EXERCISE:
Identify the lines that include the word "salinities", then copy all of them.

RECORDS SHOWN:

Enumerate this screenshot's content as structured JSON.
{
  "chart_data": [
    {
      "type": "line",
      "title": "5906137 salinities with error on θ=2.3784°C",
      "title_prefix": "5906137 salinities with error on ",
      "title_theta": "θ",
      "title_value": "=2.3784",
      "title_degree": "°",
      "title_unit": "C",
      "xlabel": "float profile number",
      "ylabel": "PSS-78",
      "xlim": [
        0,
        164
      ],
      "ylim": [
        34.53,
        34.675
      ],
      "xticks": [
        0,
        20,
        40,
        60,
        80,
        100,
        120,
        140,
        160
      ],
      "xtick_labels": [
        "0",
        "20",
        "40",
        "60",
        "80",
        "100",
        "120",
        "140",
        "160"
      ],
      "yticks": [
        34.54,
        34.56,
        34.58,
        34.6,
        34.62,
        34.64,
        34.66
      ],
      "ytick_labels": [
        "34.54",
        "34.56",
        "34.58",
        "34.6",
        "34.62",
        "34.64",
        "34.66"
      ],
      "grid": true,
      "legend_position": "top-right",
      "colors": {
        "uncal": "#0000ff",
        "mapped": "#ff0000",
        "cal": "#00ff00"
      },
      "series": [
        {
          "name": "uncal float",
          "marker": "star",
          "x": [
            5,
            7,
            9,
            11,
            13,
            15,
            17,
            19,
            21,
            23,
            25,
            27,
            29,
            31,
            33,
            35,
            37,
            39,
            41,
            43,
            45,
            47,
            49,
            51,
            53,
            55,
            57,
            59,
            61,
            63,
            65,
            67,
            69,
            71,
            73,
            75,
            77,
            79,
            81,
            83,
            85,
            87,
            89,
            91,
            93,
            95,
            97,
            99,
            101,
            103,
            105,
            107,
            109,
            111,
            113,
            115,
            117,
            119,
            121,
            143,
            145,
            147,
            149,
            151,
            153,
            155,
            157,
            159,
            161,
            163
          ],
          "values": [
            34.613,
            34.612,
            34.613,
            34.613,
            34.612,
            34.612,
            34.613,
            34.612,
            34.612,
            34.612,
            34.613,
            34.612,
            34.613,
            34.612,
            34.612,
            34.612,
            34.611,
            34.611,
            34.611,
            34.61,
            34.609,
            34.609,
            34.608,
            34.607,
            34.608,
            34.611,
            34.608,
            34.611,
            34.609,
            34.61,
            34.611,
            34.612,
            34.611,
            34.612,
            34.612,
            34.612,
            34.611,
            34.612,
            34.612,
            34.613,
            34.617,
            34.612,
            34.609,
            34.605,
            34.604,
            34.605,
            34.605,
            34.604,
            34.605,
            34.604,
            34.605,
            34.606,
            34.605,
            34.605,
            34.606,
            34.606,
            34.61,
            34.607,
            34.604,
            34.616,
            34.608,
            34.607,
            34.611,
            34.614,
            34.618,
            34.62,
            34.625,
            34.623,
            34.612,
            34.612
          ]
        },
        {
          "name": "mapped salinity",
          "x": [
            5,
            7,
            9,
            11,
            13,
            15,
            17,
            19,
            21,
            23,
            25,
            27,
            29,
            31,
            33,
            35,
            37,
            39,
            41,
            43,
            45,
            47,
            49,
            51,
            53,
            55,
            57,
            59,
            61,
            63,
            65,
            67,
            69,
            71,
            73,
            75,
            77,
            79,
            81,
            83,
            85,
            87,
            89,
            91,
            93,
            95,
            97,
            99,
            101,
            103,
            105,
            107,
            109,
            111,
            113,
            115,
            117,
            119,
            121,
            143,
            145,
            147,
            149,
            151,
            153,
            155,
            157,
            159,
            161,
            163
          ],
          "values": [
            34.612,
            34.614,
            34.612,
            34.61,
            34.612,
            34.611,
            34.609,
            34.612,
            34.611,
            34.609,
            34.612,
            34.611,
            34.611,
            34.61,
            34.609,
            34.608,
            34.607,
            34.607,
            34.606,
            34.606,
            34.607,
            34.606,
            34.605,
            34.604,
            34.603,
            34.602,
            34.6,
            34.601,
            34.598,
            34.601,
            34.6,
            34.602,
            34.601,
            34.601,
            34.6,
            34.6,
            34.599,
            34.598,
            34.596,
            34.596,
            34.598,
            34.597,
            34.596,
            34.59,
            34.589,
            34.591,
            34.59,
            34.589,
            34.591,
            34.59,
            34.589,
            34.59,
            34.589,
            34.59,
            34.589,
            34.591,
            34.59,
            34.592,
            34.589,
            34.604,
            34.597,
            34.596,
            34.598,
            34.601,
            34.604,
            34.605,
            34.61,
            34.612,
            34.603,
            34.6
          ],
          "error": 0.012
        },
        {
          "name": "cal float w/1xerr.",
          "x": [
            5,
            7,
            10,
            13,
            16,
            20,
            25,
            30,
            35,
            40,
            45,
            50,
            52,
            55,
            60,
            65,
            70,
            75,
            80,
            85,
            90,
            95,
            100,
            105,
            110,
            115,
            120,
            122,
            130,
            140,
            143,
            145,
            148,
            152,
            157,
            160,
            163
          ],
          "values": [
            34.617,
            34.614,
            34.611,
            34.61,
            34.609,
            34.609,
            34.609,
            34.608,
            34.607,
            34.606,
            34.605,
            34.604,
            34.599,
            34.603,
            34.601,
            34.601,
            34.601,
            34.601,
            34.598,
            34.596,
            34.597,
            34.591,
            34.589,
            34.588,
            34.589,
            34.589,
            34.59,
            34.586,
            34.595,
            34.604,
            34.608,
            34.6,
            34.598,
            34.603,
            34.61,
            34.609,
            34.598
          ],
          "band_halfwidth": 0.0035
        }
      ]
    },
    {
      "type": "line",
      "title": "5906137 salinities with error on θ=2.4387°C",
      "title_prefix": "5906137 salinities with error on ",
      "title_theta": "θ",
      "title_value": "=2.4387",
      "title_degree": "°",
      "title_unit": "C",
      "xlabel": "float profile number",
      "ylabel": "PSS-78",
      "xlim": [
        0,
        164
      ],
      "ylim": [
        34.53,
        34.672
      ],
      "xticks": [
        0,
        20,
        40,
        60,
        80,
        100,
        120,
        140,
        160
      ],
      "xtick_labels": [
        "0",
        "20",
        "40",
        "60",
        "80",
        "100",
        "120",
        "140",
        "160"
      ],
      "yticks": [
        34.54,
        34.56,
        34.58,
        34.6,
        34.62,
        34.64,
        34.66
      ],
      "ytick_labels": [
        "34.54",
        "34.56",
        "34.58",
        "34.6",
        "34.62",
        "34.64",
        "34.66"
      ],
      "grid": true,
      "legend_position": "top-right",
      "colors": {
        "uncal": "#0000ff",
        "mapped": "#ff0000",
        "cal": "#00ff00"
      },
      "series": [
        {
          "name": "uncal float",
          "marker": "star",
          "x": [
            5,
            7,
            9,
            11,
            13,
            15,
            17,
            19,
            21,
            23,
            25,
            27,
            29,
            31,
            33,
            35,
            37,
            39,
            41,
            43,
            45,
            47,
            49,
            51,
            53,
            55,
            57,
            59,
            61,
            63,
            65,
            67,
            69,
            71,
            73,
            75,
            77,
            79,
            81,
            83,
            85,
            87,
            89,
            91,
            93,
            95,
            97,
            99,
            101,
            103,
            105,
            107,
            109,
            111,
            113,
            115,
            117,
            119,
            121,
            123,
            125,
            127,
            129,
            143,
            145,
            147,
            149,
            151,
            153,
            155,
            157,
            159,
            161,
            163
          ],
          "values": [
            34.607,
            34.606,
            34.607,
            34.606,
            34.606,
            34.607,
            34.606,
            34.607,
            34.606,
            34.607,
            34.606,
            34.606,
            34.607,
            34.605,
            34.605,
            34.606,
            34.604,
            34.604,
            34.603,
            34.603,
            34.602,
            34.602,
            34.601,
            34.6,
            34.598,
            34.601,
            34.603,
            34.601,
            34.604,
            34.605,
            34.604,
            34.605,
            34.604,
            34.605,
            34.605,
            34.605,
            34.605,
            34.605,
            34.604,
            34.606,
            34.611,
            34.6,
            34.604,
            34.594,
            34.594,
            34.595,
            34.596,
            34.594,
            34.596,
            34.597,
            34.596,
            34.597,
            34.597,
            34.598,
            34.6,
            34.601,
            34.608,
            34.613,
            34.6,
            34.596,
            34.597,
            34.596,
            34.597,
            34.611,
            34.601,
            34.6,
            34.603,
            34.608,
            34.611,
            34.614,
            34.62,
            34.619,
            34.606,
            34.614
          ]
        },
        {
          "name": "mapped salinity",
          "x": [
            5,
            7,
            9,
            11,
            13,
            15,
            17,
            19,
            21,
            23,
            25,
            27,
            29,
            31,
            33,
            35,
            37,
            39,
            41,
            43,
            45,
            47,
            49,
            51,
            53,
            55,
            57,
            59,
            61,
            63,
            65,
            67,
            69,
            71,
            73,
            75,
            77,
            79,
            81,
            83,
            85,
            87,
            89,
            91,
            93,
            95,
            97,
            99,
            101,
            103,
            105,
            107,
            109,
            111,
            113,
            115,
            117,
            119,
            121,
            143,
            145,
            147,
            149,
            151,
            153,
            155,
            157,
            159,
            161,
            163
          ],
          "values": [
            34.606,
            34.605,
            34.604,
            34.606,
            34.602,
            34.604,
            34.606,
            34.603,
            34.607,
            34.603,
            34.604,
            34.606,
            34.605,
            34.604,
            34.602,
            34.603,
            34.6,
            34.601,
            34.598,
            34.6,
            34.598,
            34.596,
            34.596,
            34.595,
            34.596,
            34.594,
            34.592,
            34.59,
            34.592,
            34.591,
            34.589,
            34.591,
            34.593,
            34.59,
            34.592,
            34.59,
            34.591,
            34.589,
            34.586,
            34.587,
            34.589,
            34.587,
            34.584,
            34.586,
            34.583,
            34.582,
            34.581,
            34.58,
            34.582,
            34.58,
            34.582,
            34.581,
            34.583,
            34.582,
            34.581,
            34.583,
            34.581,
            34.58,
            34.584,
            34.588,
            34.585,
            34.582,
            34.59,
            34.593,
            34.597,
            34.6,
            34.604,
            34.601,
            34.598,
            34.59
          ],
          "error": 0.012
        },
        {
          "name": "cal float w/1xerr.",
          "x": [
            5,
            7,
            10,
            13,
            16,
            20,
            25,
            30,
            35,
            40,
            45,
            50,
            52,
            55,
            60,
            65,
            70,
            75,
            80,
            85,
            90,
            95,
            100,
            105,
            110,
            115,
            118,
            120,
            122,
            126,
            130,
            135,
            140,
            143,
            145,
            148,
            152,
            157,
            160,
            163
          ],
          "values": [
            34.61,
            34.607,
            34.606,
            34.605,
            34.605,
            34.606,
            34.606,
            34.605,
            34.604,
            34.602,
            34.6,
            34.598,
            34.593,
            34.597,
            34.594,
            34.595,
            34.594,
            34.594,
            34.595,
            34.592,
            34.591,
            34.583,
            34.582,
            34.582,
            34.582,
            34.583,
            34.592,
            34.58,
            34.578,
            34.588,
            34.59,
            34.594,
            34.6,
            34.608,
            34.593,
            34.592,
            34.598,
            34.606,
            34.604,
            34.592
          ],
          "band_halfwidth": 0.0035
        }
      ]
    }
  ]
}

THE OUTPUT:
      "title": "5906137 salinities with error on θ=2.3784°C",
      "title_prefix": "5906137 salinities with error on ",
      "title": "5906137 salinities with error on θ=2.4387°C",
      "title_prefix": "5906137 salinities with error on ",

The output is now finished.